- The exercise -
In the material below, the lines containing the word "Your" are required; copy each of them.

- Extracted entries -

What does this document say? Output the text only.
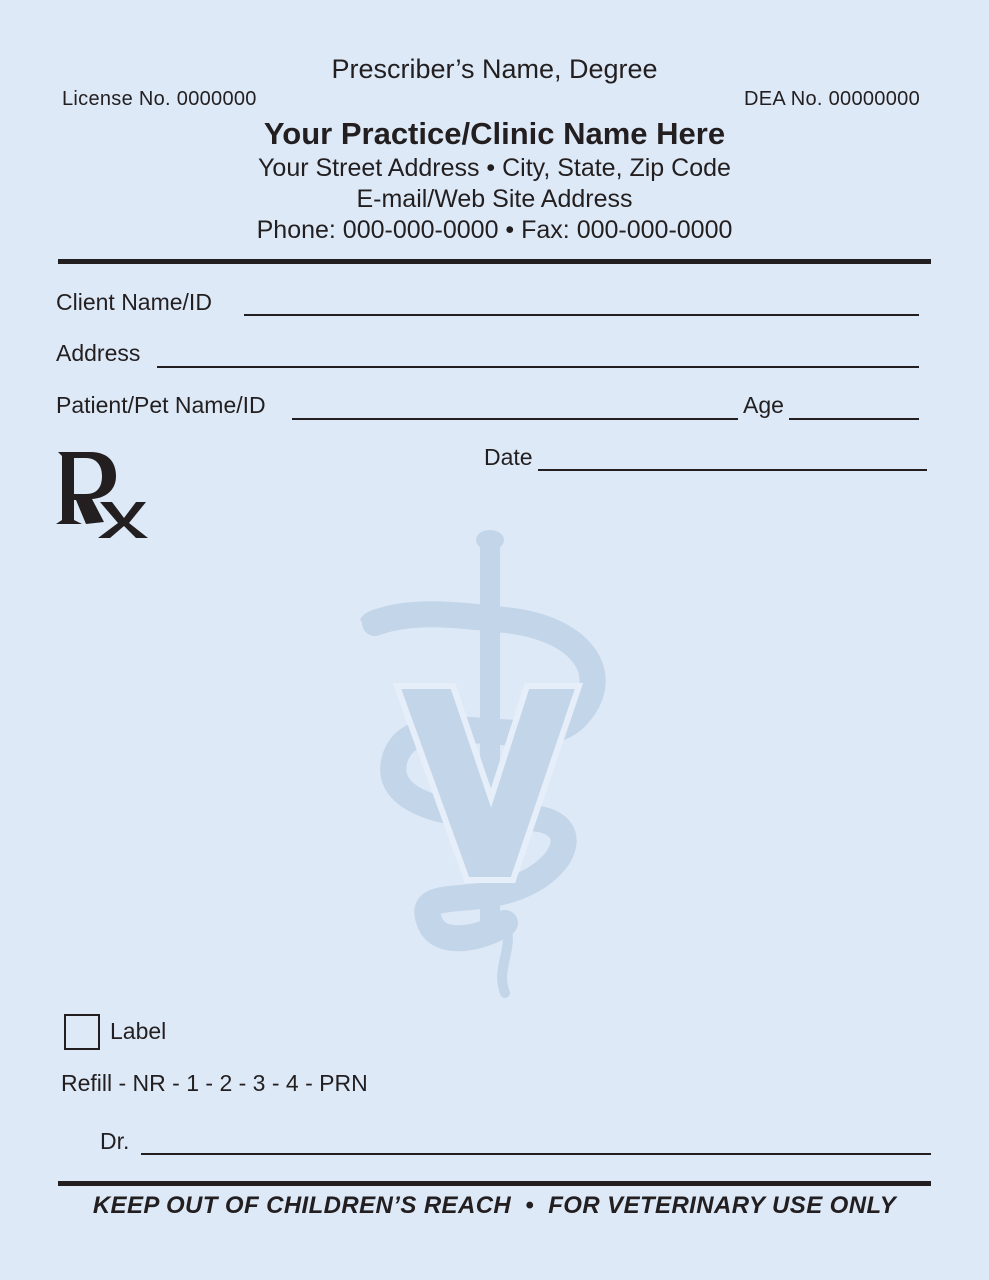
Prescriber’s Name, Degree
License No. 0000000	DEA No. 00000000
Your Practice/Clinic Name Here
Your Street Address • City, State, Zip Code
E-mail/Web Site Address
Phone: 000-000-0000 • Fax: 000-000-0000
Client Name/ID
Address
Patient/Pet Name/ID	Age
Date
Label
Refill - NR - 1 - 2 - 3 - 4 - PRN
Dr.
KEEP OUT OF CHILDREN’S REACH  •  FOR VETERINARY USE ONLY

- Exercise solution -
Your Practice/Clinic Name Here
Your Street Address • City, State, Zip Code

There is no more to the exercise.